**DOCUMENT SEGMENT**
** BEGIN **

# No airport card installed



## Greg Metcalf (Jul 9, 2008)

I am a new owner of a macbook. I recently installed a wireless router at home. Sudenly, the airport icon has changed and it says :no airport card installed. I have checked on the system profiler, and under ariport card it simply says no information found. 

We know that the airport card is okay because we have used it previously at another location, and it was picking up signal during the wi-fi installation. 

COuld it be that the airport card has lost a connection, and how can I check this? What else can I do. My problem is that I am on contract in Uganda and cannot easily get Mac help. 

Please help


----------



## Satcomer (Jul 9, 2008)

Open System Preferences-Network and then click in the Airport icon it the left column. Then in the top of the window use the pull down and create a NEW Location (giving it a name you make up). After than click on the "Advanced" button  and when the pop-down comes down select the "TCP/IP" tab. There push the DHCP Lease button.

 Are you running ANY security on the wireless router? What wireless router are you using? Also is the MacBook new and running OS X 10.5.x?

Plus to always check what equipment is installed in OS X just click on the Apple button in the top left menu corner and select "About This Mac". Then a pop-up comes up select 'More Info". This will launch System Profiler and you can look at all the stuff installed on a Mac OS X system.


----------

** END **

**THE PROBLEM**
In the forum thread, which tab does the reply say to select after clicking the "Advanced" button?

Saved data entries

** BEGIN **

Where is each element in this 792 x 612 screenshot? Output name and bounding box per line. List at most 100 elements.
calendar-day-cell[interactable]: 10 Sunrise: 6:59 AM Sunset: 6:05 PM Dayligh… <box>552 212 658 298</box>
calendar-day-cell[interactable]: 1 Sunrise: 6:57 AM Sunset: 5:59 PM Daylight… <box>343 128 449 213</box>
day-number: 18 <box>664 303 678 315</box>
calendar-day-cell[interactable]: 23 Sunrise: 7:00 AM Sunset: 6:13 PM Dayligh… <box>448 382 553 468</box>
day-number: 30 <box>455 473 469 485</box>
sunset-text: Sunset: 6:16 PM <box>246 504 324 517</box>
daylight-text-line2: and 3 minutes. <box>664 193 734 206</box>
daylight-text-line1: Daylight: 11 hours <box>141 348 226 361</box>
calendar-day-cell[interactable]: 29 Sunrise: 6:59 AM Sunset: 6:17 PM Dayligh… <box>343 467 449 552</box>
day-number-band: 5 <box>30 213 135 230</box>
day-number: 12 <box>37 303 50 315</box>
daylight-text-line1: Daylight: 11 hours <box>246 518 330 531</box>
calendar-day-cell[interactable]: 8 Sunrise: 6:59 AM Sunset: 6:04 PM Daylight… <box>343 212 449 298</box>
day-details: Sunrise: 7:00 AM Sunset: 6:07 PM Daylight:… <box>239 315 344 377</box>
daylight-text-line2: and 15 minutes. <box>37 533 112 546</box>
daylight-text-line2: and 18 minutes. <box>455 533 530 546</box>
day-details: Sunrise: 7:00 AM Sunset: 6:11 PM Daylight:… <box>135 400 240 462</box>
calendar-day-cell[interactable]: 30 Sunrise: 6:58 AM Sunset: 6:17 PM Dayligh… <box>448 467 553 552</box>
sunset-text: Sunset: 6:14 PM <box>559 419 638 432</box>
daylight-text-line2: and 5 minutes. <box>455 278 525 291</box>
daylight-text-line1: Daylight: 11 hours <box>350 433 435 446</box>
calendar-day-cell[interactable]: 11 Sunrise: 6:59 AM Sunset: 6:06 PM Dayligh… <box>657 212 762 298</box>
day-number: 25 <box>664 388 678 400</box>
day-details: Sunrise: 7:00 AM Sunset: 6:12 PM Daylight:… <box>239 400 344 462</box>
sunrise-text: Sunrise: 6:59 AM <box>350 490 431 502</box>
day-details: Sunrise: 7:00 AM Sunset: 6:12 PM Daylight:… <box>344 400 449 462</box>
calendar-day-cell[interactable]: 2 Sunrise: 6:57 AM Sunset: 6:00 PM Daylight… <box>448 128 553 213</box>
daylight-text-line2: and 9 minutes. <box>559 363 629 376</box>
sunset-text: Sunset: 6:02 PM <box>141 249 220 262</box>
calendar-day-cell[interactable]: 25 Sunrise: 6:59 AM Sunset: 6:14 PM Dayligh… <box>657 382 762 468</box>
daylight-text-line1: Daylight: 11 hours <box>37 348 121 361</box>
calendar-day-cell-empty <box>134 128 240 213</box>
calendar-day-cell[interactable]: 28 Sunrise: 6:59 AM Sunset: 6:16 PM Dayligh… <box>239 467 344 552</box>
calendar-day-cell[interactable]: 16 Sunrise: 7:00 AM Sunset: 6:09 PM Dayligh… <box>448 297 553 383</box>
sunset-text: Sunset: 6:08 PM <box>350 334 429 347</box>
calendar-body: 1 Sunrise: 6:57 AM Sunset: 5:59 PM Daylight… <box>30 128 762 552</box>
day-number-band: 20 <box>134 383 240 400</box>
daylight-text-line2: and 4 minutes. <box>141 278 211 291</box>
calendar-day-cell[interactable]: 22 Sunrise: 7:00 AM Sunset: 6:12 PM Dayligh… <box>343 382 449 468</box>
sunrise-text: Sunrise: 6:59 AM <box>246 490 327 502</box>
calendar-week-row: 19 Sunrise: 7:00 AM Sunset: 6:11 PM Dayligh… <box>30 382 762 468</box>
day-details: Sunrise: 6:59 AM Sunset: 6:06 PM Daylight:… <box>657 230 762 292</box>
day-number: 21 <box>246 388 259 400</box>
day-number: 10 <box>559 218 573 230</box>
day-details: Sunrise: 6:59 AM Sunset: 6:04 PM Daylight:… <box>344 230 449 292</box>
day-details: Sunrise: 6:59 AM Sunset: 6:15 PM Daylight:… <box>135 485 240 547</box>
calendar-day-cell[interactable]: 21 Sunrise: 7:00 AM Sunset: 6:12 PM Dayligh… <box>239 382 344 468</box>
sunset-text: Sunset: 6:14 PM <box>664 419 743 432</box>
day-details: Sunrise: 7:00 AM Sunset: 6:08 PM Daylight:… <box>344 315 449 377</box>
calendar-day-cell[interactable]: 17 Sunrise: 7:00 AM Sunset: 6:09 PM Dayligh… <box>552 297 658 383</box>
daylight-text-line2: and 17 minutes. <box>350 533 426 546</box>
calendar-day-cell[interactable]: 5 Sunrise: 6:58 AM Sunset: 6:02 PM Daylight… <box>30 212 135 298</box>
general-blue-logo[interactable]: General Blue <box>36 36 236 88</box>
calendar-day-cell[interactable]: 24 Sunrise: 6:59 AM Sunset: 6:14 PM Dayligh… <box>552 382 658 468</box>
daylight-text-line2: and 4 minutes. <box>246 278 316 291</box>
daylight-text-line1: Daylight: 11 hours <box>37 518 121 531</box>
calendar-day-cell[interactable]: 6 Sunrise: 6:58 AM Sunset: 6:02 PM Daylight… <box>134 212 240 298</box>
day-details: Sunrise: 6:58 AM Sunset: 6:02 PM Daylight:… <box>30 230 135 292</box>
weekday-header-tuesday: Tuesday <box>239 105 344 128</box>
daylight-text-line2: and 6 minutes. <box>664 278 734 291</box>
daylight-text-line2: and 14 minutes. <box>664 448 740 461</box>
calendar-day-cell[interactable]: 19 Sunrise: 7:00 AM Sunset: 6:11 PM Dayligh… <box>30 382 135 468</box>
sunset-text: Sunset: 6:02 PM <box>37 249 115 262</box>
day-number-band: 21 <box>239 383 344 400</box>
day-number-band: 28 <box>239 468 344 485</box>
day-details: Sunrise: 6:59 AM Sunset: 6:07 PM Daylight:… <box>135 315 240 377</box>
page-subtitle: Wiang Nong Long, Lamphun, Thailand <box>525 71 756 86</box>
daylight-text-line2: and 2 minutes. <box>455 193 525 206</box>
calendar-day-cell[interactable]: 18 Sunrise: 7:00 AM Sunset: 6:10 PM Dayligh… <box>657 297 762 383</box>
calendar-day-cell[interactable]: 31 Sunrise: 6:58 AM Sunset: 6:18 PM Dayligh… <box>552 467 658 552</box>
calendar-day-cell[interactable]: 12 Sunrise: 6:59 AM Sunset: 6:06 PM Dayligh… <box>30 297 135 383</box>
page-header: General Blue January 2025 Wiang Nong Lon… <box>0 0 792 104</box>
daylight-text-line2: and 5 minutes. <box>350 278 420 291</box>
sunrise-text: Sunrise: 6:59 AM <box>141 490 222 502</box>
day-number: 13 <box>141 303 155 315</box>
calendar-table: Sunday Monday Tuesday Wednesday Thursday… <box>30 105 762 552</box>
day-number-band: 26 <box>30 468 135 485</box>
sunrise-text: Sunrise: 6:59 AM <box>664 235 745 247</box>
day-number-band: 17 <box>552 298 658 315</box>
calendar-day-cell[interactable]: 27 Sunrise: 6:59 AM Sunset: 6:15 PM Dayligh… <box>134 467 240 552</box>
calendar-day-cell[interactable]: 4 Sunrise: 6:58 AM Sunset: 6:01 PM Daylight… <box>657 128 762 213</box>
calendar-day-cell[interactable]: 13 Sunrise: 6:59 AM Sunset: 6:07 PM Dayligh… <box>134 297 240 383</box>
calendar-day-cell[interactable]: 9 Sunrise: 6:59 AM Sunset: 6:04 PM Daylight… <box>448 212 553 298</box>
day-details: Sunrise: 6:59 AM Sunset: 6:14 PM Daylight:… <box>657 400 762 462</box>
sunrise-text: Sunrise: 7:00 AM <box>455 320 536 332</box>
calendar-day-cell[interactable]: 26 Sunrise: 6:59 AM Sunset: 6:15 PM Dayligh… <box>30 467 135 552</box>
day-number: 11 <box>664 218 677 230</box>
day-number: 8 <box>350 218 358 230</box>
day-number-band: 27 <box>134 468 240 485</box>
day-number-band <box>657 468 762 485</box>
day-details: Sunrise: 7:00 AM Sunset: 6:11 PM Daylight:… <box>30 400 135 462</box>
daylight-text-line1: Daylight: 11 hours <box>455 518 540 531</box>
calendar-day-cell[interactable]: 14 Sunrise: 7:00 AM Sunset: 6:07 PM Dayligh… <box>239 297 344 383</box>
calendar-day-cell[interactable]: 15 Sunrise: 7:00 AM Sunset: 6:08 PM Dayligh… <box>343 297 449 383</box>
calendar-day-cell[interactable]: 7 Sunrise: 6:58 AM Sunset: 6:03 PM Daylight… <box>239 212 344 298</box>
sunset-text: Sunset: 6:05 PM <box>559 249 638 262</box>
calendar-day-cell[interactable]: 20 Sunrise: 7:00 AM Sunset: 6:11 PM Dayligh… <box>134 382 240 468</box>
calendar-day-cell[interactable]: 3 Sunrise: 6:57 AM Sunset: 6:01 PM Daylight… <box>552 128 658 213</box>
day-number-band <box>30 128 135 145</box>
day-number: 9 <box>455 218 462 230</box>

** END **

**SOLUTION**
The "TCP/IP" tab.